* [What the exercise asks]
Extract each line bearing the word "style".

* [Records for the task]

···

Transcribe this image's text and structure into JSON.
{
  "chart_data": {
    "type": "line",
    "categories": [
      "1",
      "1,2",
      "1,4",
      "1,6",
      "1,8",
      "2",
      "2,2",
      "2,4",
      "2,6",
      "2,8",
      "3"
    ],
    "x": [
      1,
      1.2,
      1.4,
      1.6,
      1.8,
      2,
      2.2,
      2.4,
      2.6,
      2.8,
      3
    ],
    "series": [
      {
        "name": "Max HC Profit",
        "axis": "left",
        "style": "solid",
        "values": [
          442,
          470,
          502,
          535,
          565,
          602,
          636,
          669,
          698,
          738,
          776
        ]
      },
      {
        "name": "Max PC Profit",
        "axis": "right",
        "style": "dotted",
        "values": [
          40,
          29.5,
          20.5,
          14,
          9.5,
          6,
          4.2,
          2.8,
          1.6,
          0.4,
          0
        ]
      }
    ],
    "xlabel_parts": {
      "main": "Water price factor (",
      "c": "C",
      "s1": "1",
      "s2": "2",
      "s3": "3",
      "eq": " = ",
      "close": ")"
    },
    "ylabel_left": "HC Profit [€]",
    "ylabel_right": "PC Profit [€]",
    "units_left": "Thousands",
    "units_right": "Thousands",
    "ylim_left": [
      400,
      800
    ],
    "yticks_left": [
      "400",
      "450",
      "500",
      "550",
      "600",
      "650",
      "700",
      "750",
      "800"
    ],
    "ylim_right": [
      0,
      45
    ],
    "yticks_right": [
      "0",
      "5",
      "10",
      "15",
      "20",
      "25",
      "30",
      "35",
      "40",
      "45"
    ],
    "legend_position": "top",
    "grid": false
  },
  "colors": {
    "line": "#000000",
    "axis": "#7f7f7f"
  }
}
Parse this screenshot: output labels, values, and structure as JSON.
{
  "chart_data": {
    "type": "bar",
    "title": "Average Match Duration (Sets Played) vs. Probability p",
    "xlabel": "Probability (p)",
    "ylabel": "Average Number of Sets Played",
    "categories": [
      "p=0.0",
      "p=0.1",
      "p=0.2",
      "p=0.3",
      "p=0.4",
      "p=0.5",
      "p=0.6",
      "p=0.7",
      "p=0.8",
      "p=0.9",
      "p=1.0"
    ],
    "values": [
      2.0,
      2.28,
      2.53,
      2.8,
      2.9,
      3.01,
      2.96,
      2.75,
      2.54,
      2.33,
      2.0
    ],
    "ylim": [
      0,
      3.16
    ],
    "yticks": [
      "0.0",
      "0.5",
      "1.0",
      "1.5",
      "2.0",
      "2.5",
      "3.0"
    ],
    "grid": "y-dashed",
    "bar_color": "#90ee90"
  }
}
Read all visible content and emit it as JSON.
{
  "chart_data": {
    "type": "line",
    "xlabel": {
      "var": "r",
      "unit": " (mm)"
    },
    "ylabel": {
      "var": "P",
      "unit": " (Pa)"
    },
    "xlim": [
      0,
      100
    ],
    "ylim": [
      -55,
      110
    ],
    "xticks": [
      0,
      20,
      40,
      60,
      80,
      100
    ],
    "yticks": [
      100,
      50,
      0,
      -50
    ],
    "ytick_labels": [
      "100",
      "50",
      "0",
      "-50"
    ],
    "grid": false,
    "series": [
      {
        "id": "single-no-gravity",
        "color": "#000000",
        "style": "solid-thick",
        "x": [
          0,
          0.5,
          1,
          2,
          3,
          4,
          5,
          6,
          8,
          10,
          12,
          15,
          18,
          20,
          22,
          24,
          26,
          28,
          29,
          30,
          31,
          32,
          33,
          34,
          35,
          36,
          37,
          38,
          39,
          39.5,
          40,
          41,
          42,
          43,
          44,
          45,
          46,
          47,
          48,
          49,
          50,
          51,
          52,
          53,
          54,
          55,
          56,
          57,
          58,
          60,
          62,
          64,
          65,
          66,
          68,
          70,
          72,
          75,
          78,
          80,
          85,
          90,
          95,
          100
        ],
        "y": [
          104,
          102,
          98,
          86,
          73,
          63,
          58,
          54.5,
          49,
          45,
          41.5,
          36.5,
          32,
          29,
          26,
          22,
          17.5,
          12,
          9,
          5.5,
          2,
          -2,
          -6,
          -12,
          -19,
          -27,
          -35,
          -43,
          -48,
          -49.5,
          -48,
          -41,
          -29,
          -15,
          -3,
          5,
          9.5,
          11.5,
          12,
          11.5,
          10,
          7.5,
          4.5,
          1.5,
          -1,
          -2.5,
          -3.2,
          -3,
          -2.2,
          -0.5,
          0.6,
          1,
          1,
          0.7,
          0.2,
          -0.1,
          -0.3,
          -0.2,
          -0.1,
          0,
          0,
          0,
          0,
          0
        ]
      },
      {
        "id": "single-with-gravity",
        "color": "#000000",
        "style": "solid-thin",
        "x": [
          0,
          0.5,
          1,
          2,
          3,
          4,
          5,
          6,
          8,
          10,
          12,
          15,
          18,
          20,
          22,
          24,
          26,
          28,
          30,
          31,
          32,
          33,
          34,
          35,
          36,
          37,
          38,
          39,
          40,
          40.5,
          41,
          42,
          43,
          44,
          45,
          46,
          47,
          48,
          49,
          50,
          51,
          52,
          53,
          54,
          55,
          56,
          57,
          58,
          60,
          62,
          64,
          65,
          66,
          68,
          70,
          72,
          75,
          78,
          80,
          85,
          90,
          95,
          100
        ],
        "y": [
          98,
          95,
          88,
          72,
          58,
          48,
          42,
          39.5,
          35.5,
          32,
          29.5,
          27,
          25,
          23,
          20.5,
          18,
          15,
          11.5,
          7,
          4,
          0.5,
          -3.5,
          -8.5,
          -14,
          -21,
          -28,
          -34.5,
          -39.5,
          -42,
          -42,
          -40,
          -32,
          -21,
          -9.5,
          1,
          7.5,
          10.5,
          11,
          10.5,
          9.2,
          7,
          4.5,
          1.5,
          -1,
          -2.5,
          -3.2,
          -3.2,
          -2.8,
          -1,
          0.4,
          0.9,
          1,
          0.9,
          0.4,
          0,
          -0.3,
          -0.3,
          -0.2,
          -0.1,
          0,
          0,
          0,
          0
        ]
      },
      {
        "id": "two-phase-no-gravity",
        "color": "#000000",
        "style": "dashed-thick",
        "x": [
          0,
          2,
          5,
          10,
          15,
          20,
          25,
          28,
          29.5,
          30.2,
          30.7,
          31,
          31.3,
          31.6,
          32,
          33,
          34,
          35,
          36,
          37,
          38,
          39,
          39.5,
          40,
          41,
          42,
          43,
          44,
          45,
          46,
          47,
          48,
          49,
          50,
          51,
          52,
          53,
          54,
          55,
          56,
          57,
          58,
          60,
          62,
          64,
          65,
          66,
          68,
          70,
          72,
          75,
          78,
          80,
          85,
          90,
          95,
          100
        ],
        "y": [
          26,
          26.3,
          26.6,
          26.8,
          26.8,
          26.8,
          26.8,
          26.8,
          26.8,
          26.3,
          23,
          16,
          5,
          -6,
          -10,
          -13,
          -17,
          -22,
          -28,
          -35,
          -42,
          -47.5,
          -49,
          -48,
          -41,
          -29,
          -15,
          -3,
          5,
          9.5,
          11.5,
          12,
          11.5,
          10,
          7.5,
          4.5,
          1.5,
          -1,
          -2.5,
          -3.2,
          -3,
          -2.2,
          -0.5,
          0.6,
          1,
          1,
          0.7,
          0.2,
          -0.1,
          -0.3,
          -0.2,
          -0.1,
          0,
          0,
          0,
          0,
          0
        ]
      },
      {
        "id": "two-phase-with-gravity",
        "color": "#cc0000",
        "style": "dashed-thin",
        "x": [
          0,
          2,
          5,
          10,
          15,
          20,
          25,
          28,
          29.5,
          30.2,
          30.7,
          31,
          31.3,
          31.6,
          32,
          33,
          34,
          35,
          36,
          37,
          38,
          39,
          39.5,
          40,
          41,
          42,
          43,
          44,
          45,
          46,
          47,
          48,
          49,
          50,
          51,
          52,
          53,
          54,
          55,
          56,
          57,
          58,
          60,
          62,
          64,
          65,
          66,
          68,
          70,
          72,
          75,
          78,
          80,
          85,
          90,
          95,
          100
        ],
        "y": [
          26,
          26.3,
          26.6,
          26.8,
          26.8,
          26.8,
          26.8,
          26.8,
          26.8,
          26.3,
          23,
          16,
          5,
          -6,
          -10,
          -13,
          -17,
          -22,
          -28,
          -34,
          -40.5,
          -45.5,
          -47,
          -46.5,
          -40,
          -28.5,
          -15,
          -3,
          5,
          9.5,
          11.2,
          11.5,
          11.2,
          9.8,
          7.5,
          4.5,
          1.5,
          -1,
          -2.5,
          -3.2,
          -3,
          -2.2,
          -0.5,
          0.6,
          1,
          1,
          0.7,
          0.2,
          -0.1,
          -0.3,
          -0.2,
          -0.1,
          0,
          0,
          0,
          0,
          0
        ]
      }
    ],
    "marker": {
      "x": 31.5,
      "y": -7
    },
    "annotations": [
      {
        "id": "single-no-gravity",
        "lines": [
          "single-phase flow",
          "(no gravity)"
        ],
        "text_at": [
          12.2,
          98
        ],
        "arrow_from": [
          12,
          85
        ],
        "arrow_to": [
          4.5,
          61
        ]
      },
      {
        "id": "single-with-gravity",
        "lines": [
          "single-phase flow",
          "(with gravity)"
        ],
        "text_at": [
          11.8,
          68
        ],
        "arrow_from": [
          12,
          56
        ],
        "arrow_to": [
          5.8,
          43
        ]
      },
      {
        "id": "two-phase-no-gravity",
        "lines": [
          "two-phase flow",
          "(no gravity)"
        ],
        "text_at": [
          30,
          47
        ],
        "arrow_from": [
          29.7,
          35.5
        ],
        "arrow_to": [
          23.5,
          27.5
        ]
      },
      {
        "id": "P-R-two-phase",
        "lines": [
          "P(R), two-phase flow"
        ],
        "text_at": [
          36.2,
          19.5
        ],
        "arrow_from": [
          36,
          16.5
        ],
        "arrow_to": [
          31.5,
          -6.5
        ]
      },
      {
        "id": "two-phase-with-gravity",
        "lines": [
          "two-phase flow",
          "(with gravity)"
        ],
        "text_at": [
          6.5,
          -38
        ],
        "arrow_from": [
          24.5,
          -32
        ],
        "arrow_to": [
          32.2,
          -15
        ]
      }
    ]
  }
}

···

* [Answer to this task]
        "style": "solid",
        "style": "dotted",
        "style": "solid-thick",
        "style": "solid-thin",
        "style": "dashed-thick",
        "style": "dashed-thin",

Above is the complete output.